**Stored entries:**
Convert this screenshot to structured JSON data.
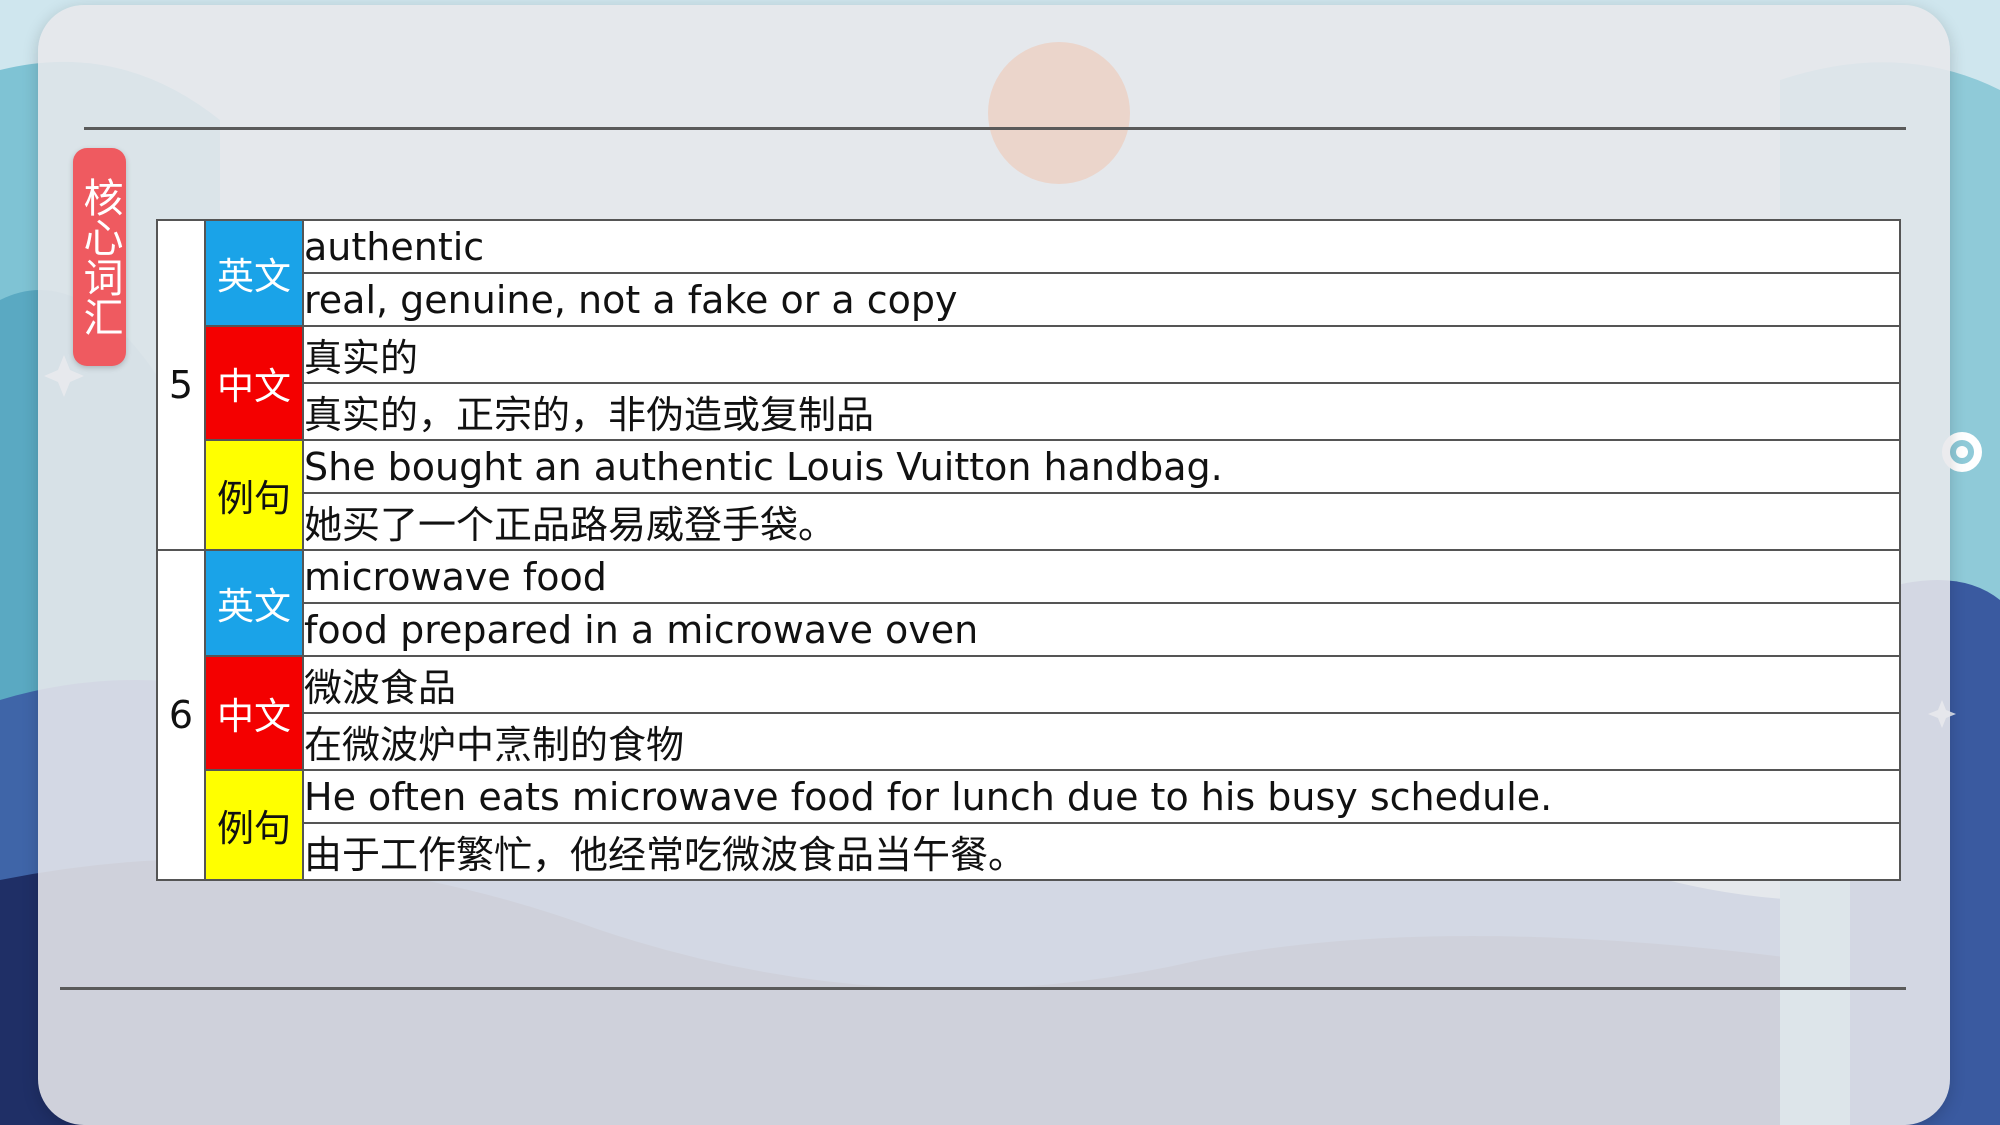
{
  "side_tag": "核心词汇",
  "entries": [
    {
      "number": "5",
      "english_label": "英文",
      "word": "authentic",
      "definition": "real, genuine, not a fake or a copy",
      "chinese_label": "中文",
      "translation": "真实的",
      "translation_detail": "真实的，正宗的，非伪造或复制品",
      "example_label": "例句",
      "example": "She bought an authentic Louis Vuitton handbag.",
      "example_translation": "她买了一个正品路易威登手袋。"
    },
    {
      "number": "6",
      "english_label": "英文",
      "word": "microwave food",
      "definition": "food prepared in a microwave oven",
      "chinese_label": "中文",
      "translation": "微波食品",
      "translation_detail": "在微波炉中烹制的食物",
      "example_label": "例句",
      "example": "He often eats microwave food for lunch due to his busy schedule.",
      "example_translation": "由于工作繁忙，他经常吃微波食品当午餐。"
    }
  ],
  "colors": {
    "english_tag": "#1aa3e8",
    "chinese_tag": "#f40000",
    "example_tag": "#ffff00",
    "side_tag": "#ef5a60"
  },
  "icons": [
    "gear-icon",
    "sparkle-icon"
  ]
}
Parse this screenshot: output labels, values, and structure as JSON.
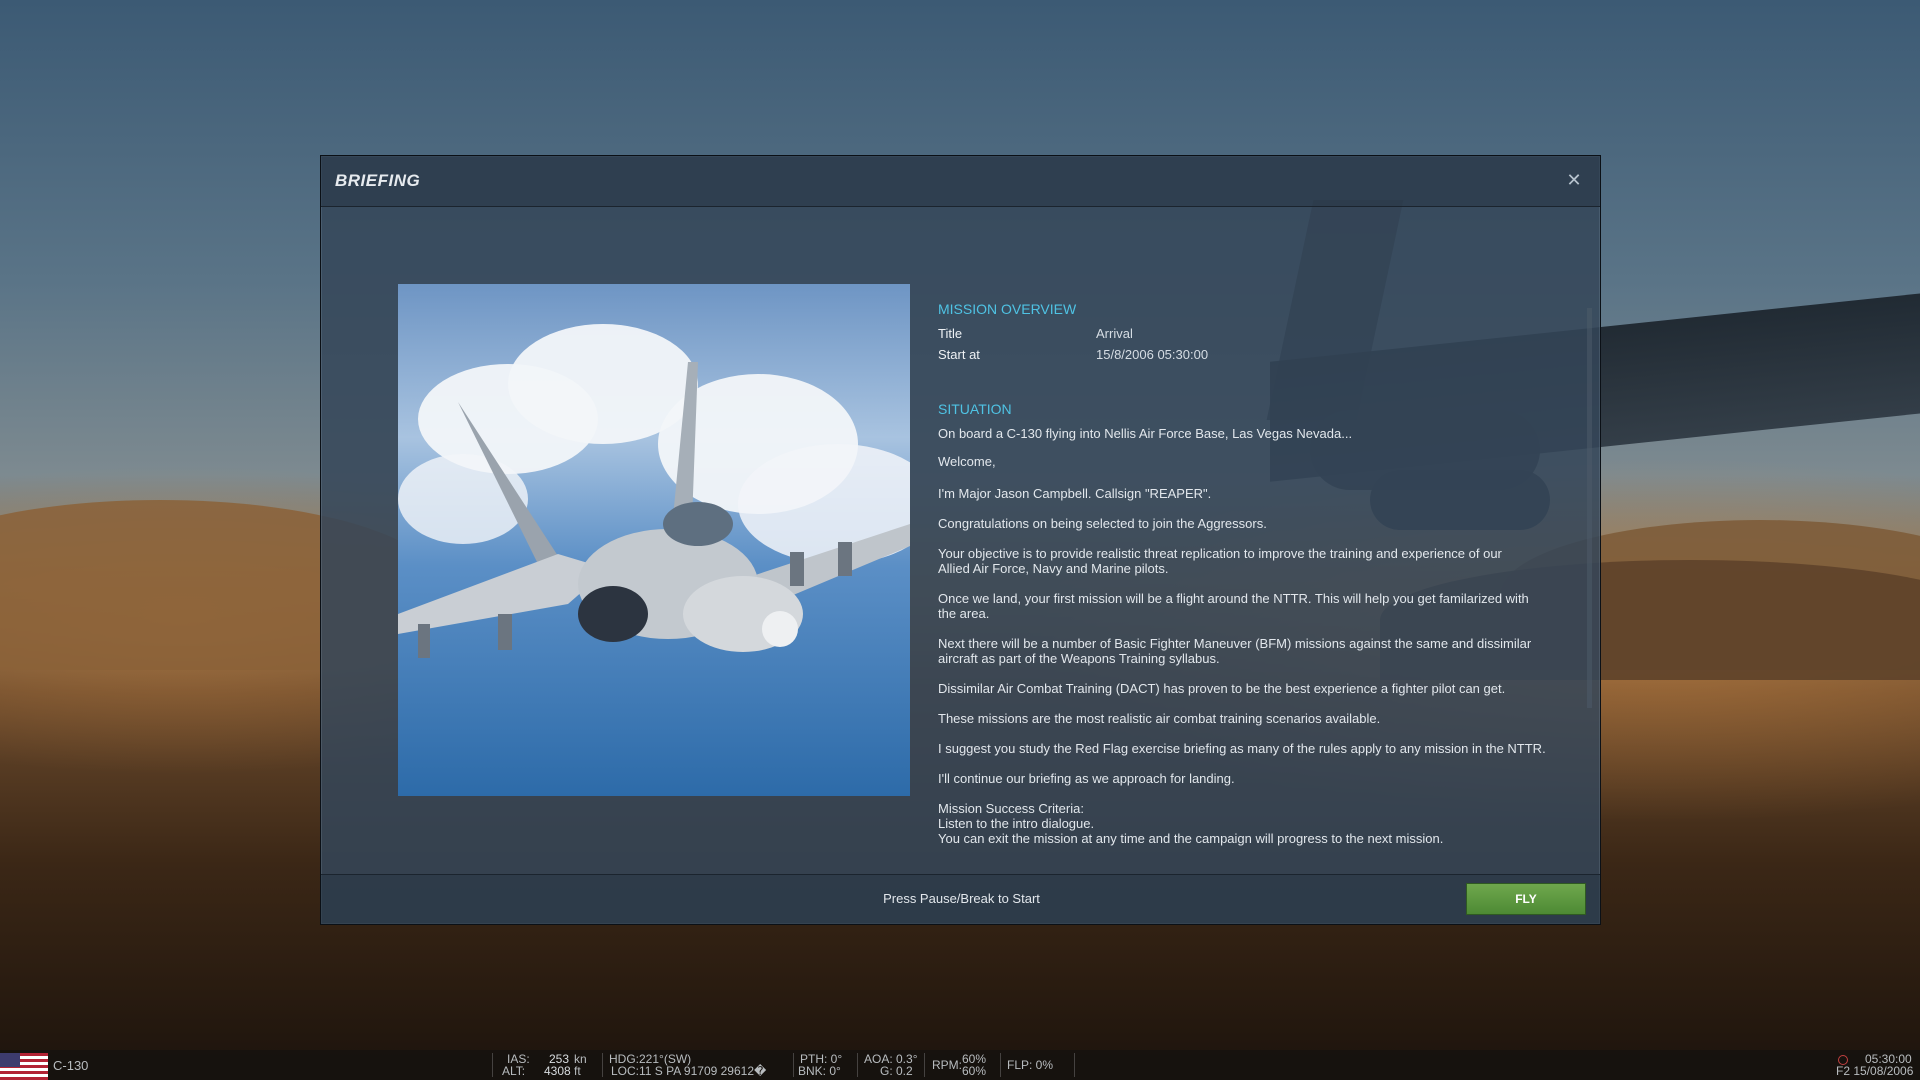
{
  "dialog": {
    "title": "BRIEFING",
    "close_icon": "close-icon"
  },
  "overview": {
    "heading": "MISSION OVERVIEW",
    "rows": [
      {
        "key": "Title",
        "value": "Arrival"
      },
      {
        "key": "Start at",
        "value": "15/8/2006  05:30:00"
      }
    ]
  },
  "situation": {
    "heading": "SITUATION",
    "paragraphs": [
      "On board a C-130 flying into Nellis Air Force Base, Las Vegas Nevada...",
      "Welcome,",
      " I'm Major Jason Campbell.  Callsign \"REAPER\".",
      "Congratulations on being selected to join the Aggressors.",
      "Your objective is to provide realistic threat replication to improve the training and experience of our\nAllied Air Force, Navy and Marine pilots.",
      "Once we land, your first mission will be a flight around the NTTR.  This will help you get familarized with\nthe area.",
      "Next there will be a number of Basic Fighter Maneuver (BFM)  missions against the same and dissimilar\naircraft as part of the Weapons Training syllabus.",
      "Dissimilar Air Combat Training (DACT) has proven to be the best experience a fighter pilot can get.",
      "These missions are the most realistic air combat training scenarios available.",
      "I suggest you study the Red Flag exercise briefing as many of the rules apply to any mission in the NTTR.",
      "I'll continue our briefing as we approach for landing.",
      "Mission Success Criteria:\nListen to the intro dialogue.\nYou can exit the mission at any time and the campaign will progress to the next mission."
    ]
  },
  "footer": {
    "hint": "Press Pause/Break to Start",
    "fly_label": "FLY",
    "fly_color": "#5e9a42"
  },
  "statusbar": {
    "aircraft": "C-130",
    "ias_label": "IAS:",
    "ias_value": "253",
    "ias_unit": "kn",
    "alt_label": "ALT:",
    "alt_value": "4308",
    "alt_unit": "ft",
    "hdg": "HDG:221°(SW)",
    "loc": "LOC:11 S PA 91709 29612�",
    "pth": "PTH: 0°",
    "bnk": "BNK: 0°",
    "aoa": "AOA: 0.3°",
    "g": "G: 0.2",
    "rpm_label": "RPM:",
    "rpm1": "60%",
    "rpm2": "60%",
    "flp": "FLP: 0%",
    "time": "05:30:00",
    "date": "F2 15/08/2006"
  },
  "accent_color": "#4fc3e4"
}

**Problem:** Scan the records above for the string "food", then select every line that holds it.

**Expected answer:**
      "word": "microwave food",
      "definition": "food prepared in a microwave oven",
      "example": "He often eats microwave food for lunch due to his busy schedule.",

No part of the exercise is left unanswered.